Return all lines where the word "Bias" can be found.

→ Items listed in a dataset
** Begin **
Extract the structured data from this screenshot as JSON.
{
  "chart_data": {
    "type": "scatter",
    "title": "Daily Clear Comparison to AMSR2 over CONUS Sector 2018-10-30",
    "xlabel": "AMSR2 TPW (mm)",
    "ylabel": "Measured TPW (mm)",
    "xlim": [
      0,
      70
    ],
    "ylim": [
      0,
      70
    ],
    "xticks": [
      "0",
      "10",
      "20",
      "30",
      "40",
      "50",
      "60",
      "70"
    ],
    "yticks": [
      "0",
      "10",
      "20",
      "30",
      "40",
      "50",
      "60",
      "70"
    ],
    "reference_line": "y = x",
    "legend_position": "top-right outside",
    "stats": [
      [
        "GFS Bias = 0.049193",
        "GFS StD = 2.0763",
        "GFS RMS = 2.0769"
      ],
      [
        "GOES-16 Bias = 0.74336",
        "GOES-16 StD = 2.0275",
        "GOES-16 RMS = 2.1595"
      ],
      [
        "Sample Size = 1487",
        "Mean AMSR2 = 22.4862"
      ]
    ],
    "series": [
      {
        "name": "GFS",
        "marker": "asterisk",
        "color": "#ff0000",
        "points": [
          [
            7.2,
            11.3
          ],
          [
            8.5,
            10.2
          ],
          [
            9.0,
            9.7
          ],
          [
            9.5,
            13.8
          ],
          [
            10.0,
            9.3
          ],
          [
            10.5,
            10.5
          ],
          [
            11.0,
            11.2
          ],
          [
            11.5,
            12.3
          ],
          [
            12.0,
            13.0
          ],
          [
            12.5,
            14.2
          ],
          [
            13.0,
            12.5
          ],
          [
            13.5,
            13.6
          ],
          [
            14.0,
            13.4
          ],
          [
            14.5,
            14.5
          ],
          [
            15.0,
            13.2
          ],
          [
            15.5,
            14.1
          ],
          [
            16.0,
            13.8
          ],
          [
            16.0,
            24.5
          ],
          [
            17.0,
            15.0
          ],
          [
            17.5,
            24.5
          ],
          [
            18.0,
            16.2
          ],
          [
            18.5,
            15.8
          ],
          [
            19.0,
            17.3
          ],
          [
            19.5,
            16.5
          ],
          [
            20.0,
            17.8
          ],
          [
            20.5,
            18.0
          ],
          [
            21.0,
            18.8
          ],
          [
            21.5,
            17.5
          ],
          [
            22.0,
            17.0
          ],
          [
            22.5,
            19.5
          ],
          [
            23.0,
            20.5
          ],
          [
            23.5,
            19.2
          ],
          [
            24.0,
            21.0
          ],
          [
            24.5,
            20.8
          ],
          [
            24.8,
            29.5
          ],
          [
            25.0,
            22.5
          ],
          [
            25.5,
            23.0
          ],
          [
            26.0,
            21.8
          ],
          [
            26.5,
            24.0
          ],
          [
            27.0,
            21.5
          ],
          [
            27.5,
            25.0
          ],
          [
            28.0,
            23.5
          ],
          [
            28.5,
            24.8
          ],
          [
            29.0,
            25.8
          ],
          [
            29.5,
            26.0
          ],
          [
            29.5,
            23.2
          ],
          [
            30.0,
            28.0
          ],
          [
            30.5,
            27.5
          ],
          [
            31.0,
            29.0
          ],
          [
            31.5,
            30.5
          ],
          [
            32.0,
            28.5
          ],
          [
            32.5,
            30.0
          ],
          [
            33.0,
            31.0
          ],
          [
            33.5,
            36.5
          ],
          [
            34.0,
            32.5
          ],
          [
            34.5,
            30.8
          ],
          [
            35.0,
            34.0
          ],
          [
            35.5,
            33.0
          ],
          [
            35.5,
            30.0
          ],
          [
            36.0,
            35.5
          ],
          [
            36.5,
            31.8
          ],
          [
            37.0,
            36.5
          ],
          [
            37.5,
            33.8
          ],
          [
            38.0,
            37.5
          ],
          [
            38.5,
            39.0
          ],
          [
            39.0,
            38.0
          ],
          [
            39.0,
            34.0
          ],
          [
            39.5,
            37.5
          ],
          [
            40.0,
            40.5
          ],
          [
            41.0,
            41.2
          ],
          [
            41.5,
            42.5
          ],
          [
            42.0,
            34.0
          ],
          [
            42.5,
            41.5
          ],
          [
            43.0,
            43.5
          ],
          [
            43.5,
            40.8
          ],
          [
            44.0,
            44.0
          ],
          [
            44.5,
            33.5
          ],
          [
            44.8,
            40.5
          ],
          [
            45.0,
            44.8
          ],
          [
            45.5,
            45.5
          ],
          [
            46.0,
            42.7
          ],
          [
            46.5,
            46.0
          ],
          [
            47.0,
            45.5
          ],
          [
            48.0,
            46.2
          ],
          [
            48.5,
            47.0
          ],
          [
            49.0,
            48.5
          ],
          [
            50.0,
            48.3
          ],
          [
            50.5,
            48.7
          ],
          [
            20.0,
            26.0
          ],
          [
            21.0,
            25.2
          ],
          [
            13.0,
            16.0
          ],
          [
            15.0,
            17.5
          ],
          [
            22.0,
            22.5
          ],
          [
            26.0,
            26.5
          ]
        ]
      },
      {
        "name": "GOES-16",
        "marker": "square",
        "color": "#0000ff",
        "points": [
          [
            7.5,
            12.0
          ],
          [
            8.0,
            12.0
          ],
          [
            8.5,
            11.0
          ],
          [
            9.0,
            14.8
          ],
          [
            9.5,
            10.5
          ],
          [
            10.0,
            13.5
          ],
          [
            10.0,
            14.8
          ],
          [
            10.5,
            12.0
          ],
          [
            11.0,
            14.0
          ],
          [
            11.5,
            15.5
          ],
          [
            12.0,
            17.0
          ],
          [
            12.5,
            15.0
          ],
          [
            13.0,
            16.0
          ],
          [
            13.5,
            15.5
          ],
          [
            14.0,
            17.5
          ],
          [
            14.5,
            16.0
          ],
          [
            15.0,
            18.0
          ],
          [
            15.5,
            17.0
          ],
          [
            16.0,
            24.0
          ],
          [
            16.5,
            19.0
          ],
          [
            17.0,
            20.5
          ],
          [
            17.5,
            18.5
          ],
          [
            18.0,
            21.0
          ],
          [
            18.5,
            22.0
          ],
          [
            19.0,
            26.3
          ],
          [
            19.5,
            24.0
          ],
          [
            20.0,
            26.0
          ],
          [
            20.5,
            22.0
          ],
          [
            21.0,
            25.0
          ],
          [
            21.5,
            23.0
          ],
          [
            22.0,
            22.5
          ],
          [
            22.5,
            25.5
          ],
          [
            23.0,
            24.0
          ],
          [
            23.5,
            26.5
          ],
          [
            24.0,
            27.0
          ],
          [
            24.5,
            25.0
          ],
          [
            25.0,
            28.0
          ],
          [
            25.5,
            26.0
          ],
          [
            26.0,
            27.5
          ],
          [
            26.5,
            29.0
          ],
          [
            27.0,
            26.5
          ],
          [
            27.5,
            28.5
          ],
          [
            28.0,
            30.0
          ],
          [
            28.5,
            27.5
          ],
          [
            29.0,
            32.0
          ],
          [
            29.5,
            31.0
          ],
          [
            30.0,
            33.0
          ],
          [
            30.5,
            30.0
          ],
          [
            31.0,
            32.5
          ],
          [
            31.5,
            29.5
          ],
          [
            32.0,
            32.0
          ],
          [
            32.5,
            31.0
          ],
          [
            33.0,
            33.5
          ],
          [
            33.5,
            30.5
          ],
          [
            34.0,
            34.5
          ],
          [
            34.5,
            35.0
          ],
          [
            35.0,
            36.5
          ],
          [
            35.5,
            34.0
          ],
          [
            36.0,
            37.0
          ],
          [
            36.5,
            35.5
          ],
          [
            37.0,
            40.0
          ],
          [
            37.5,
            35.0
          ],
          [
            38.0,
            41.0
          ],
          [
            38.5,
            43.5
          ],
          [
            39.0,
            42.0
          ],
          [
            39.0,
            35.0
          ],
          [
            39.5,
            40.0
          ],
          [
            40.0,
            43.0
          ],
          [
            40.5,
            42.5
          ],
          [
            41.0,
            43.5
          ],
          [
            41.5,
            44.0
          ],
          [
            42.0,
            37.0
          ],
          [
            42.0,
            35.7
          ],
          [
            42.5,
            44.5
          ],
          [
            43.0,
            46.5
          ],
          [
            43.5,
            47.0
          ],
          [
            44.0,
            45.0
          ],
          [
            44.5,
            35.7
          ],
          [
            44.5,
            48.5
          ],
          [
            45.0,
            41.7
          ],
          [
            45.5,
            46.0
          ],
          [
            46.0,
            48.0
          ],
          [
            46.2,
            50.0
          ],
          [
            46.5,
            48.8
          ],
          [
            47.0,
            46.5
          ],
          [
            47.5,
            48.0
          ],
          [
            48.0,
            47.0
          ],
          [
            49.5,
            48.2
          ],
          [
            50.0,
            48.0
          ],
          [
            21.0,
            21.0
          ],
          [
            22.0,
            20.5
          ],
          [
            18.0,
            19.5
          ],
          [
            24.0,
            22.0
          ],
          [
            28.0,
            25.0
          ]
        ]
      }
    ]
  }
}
** End **
→ Answer for this exercise
        "GFS Bias = 0.049193",
        "GOES-16 Bias = 0.74336",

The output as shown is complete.